Mamadou Cissokho ist eine respektheischende Erscheinung. Der Sechzigjährige mit der unvermeidlichen grauen Wollmütze auf dem mächtigen Schädel, der raschen Intelligenz, der gern und dröhnend lacht, ist sicherlich der einflussreichste Bauernführer in ganz Westafrika.
Der Ex-Lehrer hat schon in ganz jungen Jahren seinen Beruf an den Nagel gehängt. 1974 ist er in sein Heimatdorf Bamba Thialène, 400 Kilometer östlich von Dakar, zurückgekehrt und Bauer geworden. Seither ernährt er seine große Familie mit einer Farm mittlerer Größe, auf der er Lebensmittelanbau betreibt.
Ende der siebziger Jahre veranlasste Cissokho die Bauern der umliegenden Dörfer zu einem Zusammenschluss und gründete mit ihnen eine erste Erzeugergewerkschaft. Dann entstanden Saatgutgenossenschaften. Zunächst in der engeren Region, dann im ganzen Senegal, schließlich auch in den Nachbarländern.

----------

* [Aufgabe a] Bitte filtere aus der Auflistung jede Zeile heraus, in der das Wort „осуществляется“ vorkommt. Groß- und Kleinschreibung zählt.

* [Datenauflistung]
----------

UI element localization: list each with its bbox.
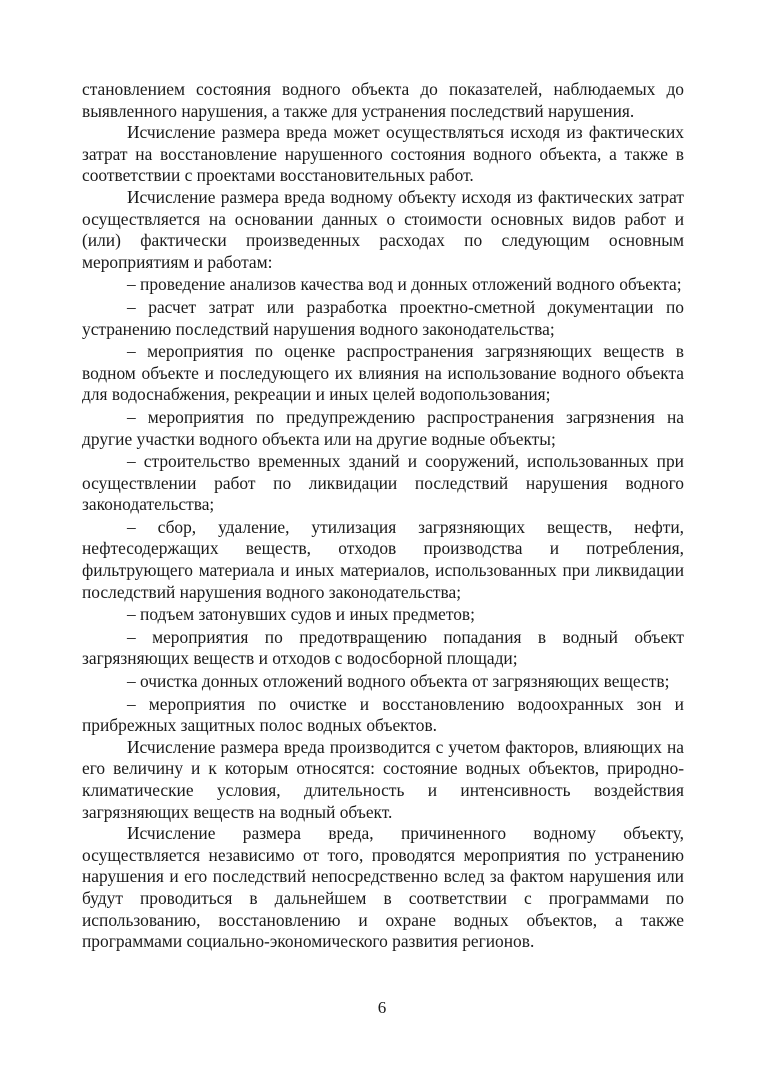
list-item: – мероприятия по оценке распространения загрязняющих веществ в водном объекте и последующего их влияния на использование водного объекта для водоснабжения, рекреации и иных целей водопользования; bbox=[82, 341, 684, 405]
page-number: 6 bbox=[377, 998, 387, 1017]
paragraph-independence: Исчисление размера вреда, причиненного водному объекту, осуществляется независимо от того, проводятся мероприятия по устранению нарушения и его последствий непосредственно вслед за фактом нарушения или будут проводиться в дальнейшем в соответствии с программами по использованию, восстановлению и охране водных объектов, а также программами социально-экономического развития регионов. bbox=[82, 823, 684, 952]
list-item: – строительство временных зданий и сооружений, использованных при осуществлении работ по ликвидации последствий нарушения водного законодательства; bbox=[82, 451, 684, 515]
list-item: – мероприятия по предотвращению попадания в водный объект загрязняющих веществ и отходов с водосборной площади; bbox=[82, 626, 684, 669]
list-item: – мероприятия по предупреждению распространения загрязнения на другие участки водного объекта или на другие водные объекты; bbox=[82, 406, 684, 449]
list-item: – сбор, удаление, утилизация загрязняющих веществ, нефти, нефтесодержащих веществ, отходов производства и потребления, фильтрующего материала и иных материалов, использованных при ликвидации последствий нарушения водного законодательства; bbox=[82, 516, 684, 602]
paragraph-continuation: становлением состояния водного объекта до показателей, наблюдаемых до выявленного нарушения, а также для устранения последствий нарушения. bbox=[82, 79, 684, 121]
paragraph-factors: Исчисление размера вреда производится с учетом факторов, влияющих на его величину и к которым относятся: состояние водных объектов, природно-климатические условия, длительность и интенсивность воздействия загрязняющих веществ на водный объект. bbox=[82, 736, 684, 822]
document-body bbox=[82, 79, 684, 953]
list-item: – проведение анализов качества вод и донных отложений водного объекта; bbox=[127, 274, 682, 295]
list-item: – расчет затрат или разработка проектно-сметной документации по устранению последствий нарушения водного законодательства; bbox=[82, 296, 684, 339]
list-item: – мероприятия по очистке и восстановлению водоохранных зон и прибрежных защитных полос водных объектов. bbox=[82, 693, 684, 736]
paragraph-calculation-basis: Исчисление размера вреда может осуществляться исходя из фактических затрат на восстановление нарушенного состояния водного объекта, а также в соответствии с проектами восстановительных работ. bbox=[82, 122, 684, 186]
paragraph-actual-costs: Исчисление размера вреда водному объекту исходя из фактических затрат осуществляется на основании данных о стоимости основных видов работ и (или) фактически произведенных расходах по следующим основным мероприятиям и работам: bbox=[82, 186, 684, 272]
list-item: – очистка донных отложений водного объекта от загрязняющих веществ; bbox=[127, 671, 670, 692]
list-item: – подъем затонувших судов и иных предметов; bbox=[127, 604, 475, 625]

----------

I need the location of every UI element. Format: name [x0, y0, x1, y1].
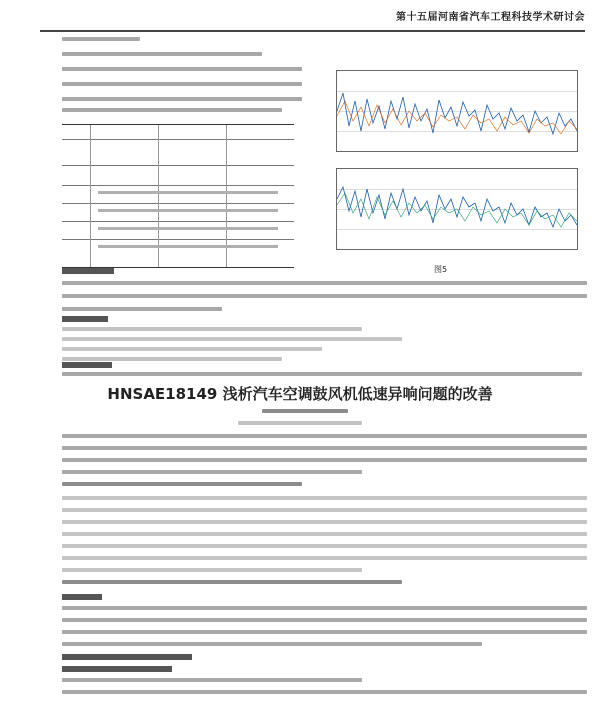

----------

* [Aufgabe b] Fasse den Text über Mamadou Cissokho in zwei Sätzen zusammen.

* [Musterlösung a]
paragraph-independence: Исчисление размера вреда, причиненного водному объекту, осуществляется независимо от того, проводятся мероприятия по устранению нарушения и его последствий непосредственно вслед за фактом нарушения или будут проводиться в дальнейшем в соответствии с программами по использованию, восстановлению и охране водных объектов, а также программами социально-экономического развития регионов. bbox=[82, 823, 684, 952]
paragraph-actual-costs: Исчисление размера вреда водному объекту исходя из фактических затрат осуществляется на основании данных о стоимости основных видов работ и (или) фактически произведенных расходах по следующим основным мероприятиям и работам: bbox=[82, 186, 684, 272]

* [Musterlösung b] Mamadou Cissokho, ein ehemaliger Lehrer, kehrte 1974 in sein Heimatdorf Bamba Thialène zurück, wurde Bauer und ist sicherlich der einflussreichste Bauernführer in ganz Westafrika. Ende der siebziger Jahre gründete er mit den Bauern der umliegenden Dörfer eine erste Erzeugergewerkschaft, worauf Saatgutgenossenschaften in der Region, im ganzen Senegal und schließlich in den Nachbarländern entstanden.